Aim
Compile every line that includes the word "Year".

Entries with figure data:
______________________________

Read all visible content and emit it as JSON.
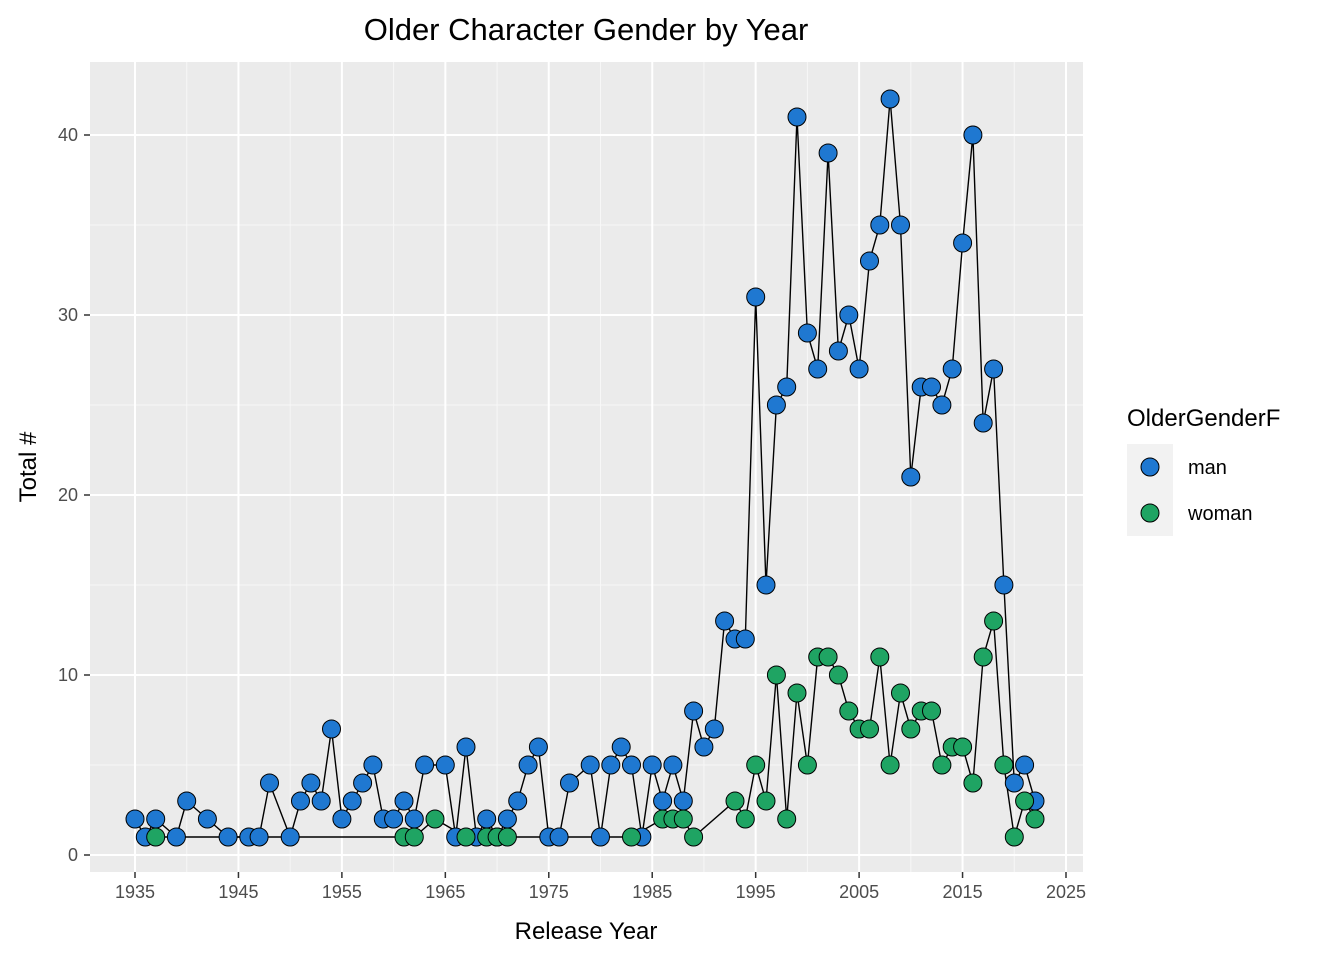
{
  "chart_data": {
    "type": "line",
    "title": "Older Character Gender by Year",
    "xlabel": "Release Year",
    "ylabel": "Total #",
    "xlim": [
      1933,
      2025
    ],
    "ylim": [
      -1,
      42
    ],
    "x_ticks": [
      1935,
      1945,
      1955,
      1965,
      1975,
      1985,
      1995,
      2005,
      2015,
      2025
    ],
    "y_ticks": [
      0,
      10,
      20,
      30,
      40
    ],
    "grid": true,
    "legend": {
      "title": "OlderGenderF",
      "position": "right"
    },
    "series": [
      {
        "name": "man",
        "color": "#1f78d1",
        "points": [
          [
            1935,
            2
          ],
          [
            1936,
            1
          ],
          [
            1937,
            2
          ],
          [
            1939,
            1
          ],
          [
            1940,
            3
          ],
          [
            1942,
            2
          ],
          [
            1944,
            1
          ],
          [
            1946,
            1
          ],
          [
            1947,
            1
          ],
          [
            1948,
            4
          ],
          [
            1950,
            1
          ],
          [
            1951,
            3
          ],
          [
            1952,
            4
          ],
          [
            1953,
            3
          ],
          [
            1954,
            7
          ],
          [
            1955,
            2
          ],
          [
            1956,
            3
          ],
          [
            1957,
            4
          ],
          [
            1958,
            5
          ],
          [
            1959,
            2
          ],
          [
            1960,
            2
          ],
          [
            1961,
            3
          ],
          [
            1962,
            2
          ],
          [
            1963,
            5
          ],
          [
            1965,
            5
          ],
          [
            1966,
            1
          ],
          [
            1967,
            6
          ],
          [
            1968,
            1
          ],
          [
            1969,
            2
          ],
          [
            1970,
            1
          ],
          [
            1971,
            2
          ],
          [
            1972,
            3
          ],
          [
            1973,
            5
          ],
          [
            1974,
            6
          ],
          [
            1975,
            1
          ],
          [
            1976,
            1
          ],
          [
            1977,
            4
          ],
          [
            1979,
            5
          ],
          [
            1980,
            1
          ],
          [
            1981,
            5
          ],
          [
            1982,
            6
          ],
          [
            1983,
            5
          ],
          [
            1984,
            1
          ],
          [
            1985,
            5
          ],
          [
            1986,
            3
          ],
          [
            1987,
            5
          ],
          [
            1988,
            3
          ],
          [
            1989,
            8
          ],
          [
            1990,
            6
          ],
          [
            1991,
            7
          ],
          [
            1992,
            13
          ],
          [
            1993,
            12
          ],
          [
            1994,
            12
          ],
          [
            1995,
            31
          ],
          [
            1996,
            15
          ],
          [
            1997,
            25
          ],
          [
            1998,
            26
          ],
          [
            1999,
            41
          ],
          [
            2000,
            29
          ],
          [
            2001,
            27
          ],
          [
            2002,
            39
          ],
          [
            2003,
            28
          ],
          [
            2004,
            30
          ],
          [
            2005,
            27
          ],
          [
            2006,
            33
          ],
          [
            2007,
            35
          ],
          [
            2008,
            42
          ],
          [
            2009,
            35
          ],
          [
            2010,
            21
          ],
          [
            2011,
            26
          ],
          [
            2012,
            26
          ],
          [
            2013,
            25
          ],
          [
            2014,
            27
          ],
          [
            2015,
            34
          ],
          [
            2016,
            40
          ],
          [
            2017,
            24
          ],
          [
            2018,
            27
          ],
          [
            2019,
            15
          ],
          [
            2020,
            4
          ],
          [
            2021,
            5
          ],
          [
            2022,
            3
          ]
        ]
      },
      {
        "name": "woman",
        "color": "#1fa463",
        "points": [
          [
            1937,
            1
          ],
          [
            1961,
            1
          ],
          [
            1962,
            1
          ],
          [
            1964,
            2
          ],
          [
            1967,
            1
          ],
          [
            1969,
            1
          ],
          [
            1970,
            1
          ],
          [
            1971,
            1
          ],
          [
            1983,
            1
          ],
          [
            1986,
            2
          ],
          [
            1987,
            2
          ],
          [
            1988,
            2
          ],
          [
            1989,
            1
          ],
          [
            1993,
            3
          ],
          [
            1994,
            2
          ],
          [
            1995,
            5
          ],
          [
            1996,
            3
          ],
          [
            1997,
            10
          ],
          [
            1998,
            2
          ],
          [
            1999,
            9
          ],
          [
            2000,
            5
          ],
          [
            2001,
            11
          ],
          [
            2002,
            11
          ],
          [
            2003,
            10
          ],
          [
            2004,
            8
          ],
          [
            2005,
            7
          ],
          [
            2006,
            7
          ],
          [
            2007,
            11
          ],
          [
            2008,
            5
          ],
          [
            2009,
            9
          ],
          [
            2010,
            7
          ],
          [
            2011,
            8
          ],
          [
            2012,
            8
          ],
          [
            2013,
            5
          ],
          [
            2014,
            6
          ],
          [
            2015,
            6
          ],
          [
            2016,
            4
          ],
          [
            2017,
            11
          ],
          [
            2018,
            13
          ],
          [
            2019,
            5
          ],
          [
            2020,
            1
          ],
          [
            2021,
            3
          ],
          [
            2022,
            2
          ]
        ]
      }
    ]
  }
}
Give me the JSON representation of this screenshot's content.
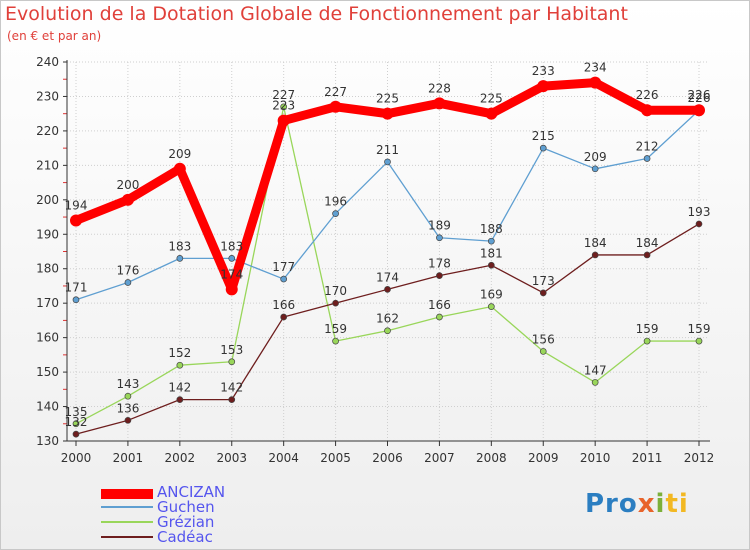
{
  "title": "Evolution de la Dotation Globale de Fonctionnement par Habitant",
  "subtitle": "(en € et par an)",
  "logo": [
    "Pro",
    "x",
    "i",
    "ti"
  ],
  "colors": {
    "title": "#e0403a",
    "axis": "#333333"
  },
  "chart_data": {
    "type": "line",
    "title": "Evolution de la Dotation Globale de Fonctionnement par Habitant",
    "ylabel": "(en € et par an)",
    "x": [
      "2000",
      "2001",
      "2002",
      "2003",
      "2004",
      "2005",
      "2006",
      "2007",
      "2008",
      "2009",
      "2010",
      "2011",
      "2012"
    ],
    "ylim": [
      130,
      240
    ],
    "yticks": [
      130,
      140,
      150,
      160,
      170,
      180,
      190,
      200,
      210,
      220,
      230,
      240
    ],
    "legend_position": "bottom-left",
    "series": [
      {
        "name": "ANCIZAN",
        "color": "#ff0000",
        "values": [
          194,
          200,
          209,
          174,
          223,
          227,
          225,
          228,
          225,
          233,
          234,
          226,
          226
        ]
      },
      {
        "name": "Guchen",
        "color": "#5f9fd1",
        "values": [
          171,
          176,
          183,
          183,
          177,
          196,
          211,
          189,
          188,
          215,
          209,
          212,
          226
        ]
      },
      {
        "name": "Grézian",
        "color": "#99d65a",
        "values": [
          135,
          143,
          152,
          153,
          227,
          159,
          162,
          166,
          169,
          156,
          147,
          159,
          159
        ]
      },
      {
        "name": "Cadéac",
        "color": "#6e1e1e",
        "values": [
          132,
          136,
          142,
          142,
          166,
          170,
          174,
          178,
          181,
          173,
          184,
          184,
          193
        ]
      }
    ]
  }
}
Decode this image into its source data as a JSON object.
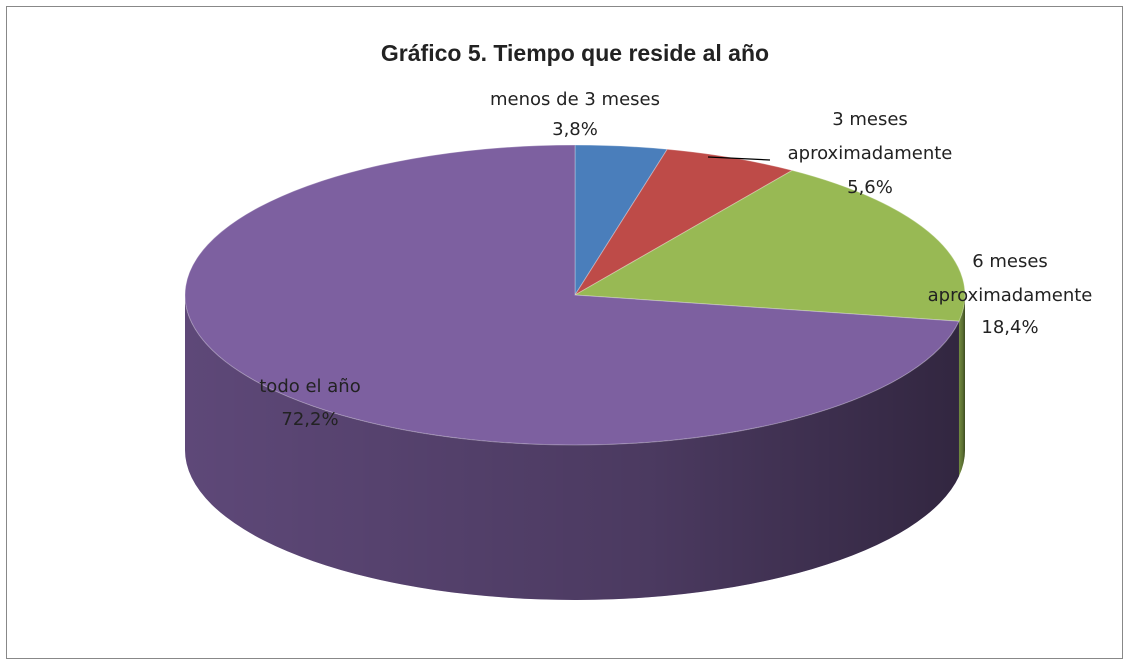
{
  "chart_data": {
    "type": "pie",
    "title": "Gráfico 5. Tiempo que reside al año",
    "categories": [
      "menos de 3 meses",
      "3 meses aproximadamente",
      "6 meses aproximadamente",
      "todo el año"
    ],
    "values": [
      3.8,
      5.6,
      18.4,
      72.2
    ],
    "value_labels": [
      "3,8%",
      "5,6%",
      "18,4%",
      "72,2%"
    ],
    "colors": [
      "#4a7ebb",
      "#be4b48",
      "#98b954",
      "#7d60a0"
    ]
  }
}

______________________________

Right answer
    "title": "Older Character Gender by Year",
    "xlabel": "Release Year",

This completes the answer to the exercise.